↓

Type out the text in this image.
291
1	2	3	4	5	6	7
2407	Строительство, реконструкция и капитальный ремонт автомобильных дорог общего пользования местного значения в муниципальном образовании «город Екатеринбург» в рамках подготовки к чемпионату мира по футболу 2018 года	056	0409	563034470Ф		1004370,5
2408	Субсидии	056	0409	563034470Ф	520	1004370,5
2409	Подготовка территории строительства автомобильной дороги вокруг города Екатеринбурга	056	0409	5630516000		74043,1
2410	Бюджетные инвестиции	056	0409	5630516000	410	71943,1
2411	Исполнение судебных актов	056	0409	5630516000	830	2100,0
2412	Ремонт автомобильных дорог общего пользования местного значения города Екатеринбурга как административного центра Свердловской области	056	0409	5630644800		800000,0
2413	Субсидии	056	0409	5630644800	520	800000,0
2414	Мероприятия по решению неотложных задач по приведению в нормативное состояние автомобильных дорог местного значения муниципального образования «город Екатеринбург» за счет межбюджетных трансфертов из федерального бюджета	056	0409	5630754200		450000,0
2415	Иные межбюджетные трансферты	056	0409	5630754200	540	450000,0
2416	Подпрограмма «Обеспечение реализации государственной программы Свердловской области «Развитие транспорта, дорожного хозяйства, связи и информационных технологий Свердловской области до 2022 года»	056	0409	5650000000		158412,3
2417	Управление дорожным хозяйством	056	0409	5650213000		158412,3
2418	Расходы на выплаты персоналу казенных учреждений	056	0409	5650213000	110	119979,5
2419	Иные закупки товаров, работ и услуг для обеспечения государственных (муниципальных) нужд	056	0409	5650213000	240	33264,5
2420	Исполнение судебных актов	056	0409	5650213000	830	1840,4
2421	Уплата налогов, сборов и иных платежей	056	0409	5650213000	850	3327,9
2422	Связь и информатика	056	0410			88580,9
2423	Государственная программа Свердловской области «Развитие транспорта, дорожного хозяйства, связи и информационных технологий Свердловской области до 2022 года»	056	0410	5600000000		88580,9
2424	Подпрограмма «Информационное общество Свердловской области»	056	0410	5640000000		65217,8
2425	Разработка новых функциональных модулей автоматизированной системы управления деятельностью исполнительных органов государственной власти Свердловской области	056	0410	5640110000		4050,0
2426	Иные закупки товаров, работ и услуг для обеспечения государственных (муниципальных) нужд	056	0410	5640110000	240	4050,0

↑

▶ **TASK TO CARRY OUT**
Output the data above exactly, please, line for line.

▶ **FULL RESPONSE**
Type out the text in this image.
291
1	2	3	4	5	6	7
2407	Строительство, реконструкция и капитальный ремонт автомобильных дорог общего пользования местного значения в муниципальном образовании «город Екатеринбург» в рамках подготовки к чемпионату мира по футболу 2018 года	056	0409	563034470Ф		1004370,5
2408	Субсидии	056	0409	563034470Ф	520	1004370,5
2409	Подготовка территории строительства автомобильной дороги вокруг города Екатеринбурга	056	0409	5630516000		74043,1
2410	Бюджетные инвестиции	056	0409	5630516000	410	71943,1
2411	Исполнение судебных актов	056	0409	5630516000	830	2100,0
2412	Ремонт автомобильных дорог общего пользования местного значения города Екатеринбурга как административного центра Свердловской области	056	0409	5630644800		800000,0
2413	Субсидии	056	0409	5630644800	520	800000,0
2414	Мероприятия по решению неотложных задач по приведению в нормативное состояние автомобильных дорог местного значения муниципального образования «город Екатеринбург» за счет межбюджетных трансфертов из федерального бюджета	056	0409	5630754200		450000,0
2415	Иные межбюджетные трансферты	056	0409	5630754200	540	450000,0
2416	Подпрограмма «Обеспечение реализации государственной программы Свердловской области «Развитие транспорта, дорожного хозяйства, связи и информационных технологий Свердловской области до 2022 года»	056	0409	5650000000		158412,3
2417	Управление дорожным хозяйством	056	0409	5650213000		158412,3
2418	Расходы на выплаты персоналу казенных учреждений	056	0409	5650213000	110	119979,5
2419	Иные закупки товаров, работ и услуг для обеспечения государственных (муниципальных) нужд	056	0409	5650213000	240	33264,5
2420	Исполнение судебных актов	056	0409	5650213000	830	1840,4
2421	Уплата налогов, сборов и иных платежей	056	0409	5650213000	850	3327,9
2422	Связь и информатика	056	0410			88580,9
2423	Государственная программа Свердловской области «Развитие транспорта, дорожного хозяйства, связи и информационных технологий Свердловской области до 2022 года»	056	0410	5600000000		88580,9
2424	Подпрограмма «Информационное общество Свердловской области»	056	0410	5640000000		65217,8
2425	Разработка новых функциональных модулей автоматизированной системы управления деятельностью исполнительных органов государственной власти Свердловской области	056	0410	5640110000		4050,0
2426	Иные закупки товаров, работ и услуг для обеспечения государственных (муниципальных) нужд	056	0410	5640110000	240	4050,0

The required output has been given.